Goal |
Extract each line from the entries below that has the string "ball" in it.

▬▬▬▬▬▬

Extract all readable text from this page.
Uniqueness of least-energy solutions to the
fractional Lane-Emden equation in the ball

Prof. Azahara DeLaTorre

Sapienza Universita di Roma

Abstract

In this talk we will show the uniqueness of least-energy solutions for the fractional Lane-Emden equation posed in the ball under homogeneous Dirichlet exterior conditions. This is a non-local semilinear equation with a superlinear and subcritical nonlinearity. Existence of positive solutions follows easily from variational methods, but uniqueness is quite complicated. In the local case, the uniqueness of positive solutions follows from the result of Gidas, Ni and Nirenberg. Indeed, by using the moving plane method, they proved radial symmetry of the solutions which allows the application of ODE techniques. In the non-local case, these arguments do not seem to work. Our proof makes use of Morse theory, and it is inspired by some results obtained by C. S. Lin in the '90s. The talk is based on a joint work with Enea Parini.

▬▬▬▬▬▬

Output below |
fractional Lane-Emden equation in the ball
In this talk we will show the uniqueness of least-energy solutions for the fractional Lane-Emden equation posed in the ball under homogeneous Dirichlet exterior conditions. This is a non-local semilinear equation with a superlinear and subcritical nonlinearity. Existence of positive solutions follows easily from variational methods, but uniqueness is quite complicated. In the local case, the uniqueness of positive solutions follows from the result of Gidas, Ni and Nirenberg. Indeed, by using the moving plane method, they proved radial symmetry of the solutions which allows the application of ODE techniques. In the non-local case, these arguments do not seem to work. Our proof makes use of Morse theory, and it is inspired by some results obtained by C. S. Lin in the '90s. The talk is based on a joint work with Enea Parini.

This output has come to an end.